Stored records:
*-*-*
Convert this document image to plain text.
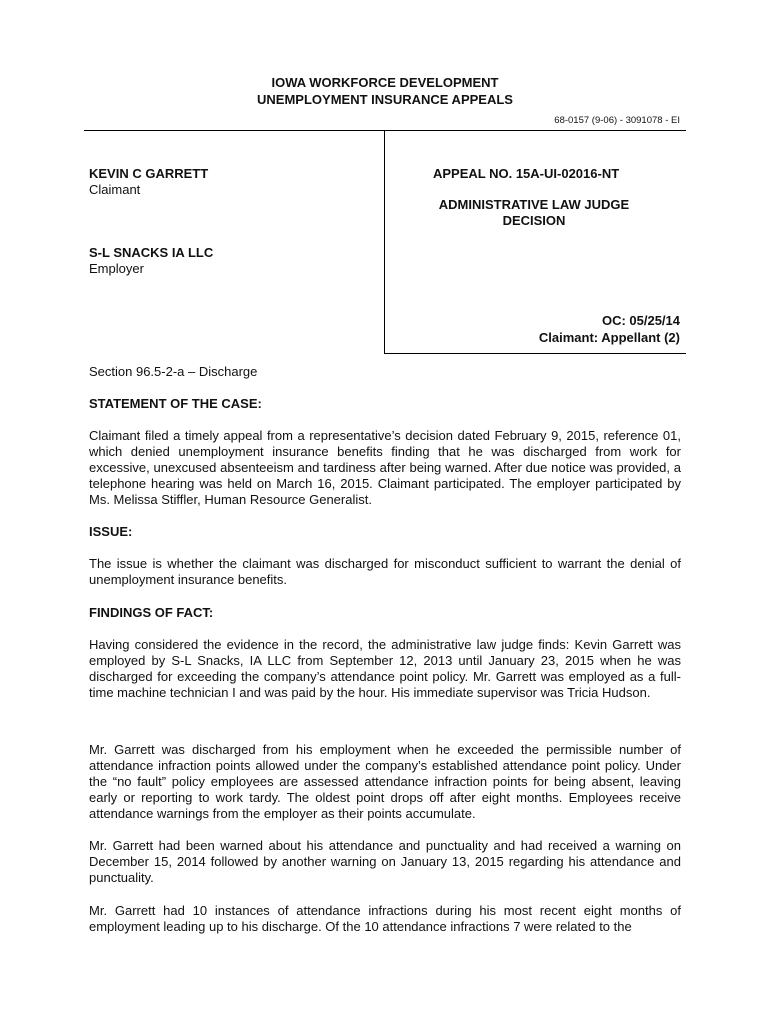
IOWA WORKFORCE DEVELOPMENT
UNEMPLOYMENT INSURANCE APPEALS
68-0157 (9-06) - 3091078 - EI
KEVIN C GARRETT
Claimant
S-L SNACKS IA LLC
Employer
APPEAL NO. 15A-UI-02016-NT
ADMINISTRATIVE LAW JUDGE
DECISION
OC: 05/25/14
Claimant: Appellant (2)
Section 96.5-2-a – Discharge
STATEMENT OF THE CASE:

Claimant filed a timely appeal from a representative’s decision dated February 9, 2015, reference 01, which denied unemployment insurance benefits finding that he was discharged from work for excessive, unexcused absenteeism and tardiness after being warned. After due notice was provided, a telephone hearing was held on March 16, 2015. Claimant participated. The employer participated by Ms. Melissa Stiffler, Human Resource Generalist.

ISSUE:

The issue is whether the claimant was discharged for misconduct sufficient to warrant the denial of unemployment insurance benefits.

FINDINGS OF FACT:

Having considered the evidence in the record, the administrative law judge finds: Kevin Garrett was employed by S-L Snacks, IA LLC from September 12, 2013 until January 23, 2015 when he was discharged for exceeding the company’s attendance point policy. Mr. Garrett was employed as a full-time machine technician I and was paid by the hour. His immediate supervisor was Tricia Hudson.

Mr. Garrett was discharged from his employment when he exceeded the permissible number of attendance infraction points allowed under the company’s established attendance point policy. Under the “no fault” policy employees are assessed attendance infraction points for being absent, leaving early or reporting to work tardy. The oldest point drops off after eight months. Employees receive attendance warnings from the employer as their points accumulate.

Mr. Garrett had been warned about his attendance and punctuality and had received a warning on December 15, 2014 followed by another warning on January 13, 2015 regarding his attendance and punctuality.

Mr. Garrett had 10 instances of attendance infractions during his most recent eight months of employment leading up to his discharge. Of the 10 attendance infractions 7 were related to the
*-*-*
> PROBLEM TO WORK ON
Repeat the listing above exactly, with no pictures.

> WRITTEN SOLUTION
Convert this document image to plain text.
IOWA WORKFORCE DEVELOPMENT
UNEMPLOYMENT INSURANCE APPEALS
68-0157 (9-06) - 3091078 - EI
KEVIN C GARRETT
Claimant
S-L SNACKS IA LLC
Employer
APPEAL NO. 15A-UI-02016-NT
ADMINISTRATIVE LAW JUDGE
DECISION
OC: 05/25/14
Claimant: Appellant (2)
Section 96.5-2-a – Discharge
STATEMENT OF THE CASE:

Claimant filed a timely appeal from a representative’s decision dated February 9, 2015, reference 01, which denied unemployment insurance benefits finding that he was discharged from work for excessive, unexcused absenteeism and tardiness after being warned. After due notice was provided, a telephone hearing was held on March 16, 2015. Claimant participated. The employer participated by Ms. Melissa Stiffler, Human Resource Generalist.

ISSUE:

The issue is whether the claimant was discharged for misconduct sufficient to warrant the denial of unemployment insurance benefits.

FINDINGS OF FACT:

Having considered the evidence in the record, the administrative law judge finds: Kevin Garrett was employed by S-L Snacks, IA LLC from September 12, 2013 until January 23, 2015 when he was discharged for exceeding the company’s attendance point policy. Mr. Garrett was employed as a full-time machine technician I and was paid by the hour. His immediate supervisor was Tricia Hudson.

Mr. Garrett was discharged from his employment when he exceeded the permissible number of attendance infraction points allowed under the company’s established attendance point policy. Under the “no fault” policy employees are assessed attendance infraction points for being absent, leaving early or reporting to work tardy. The oldest point drops off after eight months. Employees receive attendance warnings from the employer as their points accumulate.

Mr. Garrett had been warned about his attendance and punctuality and had received a warning on December 15, 2014 followed by another warning on January 13, 2015 regarding his attendance and punctuality.

Mr. Garrett had 10 instances of attendance infractions during his most recent eight months of employment leading up to his discharge. Of the 10 attendance infractions 7 were related to the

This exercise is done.